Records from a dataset
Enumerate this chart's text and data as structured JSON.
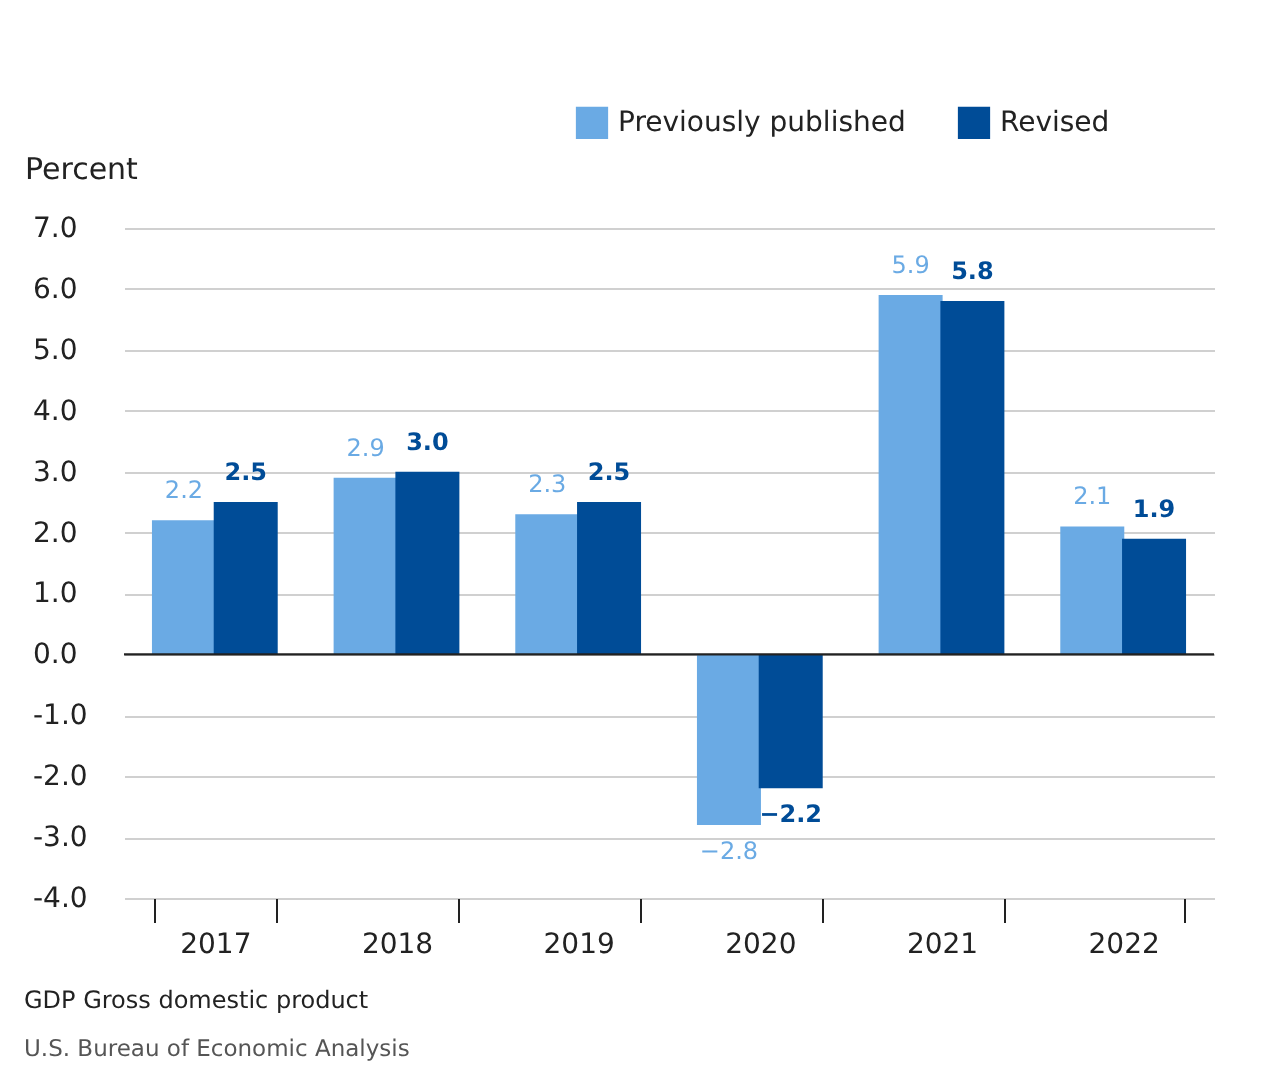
{
  "chart_data": {
    "type": "bar",
    "ylabel": "Percent",
    "categories": [
      "2017",
      "2018",
      "2019",
      "2020",
      "2021",
      "2022"
    ],
    "series": [
      {
        "name": "Previously published",
        "color": "#6aaae4",
        "values": [
          2.2,
          2.9,
          2.3,
          -2.8,
          5.9,
          2.1
        ],
        "value_labels": [
          "2.2",
          "2.9",
          "2.3",
          "−2.8",
          "5.9",
          "2.1"
        ]
      },
      {
        "name": "Revised",
        "color": "#004c97",
        "values": [
          2.5,
          3.0,
          2.5,
          -2.2,
          5.8,
          1.9
        ],
        "value_labels": [
          "2.5",
          "3.0",
          "2.5",
          "−2.2",
          "5.8",
          "1.9"
        ]
      }
    ],
    "ylim": [
      -4,
      7
    ],
    "yticks": [
      {
        "value": -4,
        "label": "-4.0"
      },
      {
        "value": -3,
        "label": "-3.0"
      },
      {
        "value": -2,
        "label": "-2.0"
      },
      {
        "value": -1,
        "label": "-1.0"
      },
      {
        "value": 0,
        "label": "0.0"
      },
      {
        "value": 1,
        "label": "1.0"
      },
      {
        "value": 2,
        "label": "2.0"
      },
      {
        "value": 3,
        "label": "3.0"
      },
      {
        "value": 4,
        "label": "4.0"
      },
      {
        "value": 5,
        "label": "5.0"
      },
      {
        "value": 6,
        "label": "6.0"
      },
      {
        "value": 7,
        "label": "7.0"
      }
    ],
    "grid": "y",
    "legend": "top right",
    "annotations": [
      "GDP    Gross domestic product",
      "U.S. Bureau of Economic Analysis"
    ]
  }
}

* [Exercise instructions] Quote the preceding listing precisely and completely, omitting its images.

* [Completed exercise]
Enumerate this chart's text and data as structured JSON.
{
  "chart_data": {
    "type": "bar",
    "ylabel": "Percent",
    "categories": [
      "2017",
      "2018",
      "2019",
      "2020",
      "2021",
      "2022"
    ],
    "series": [
      {
        "name": "Previously published",
        "color": "#6aaae4",
        "values": [
          2.2,
          2.9,
          2.3,
          -2.8,
          5.9,
          2.1
        ],
        "value_labels": [
          "2.2",
          "2.9",
          "2.3",
          "−2.8",
          "5.9",
          "2.1"
        ]
      },
      {
        "name": "Revised",
        "color": "#004c97",
        "values": [
          2.5,
          3.0,
          2.5,
          -2.2,
          5.8,
          1.9
        ],
        "value_labels": [
          "2.5",
          "3.0",
          "2.5",
          "−2.2",
          "5.8",
          "1.9"
        ]
      }
    ],
    "ylim": [
      -4,
      7
    ],
    "yticks": [
      {
        "value": -4,
        "label": "-4.0"
      },
      {
        "value": -3,
        "label": "-3.0"
      },
      {
        "value": -2,
        "label": "-2.0"
      },
      {
        "value": -1,
        "label": "-1.0"
      },
      {
        "value": 0,
        "label": "0.0"
      },
      {
        "value": 1,
        "label": "1.0"
      },
      {
        "value": 2,
        "label": "2.0"
      },
      {
        "value": 3,
        "label": "3.0"
      },
      {
        "value": 4,
        "label": "4.0"
      },
      {
        "value": 5,
        "label": "5.0"
      },
      {
        "value": 6,
        "label": "6.0"
      },
      {
        "value": 7,
        "label": "7.0"
      }
    ],
    "grid": "y",
    "legend": "top right",
    "annotations": [
      "GDP    Gross domestic product",
      "U.S. Bureau of Economic Analysis"
    ]
  }
}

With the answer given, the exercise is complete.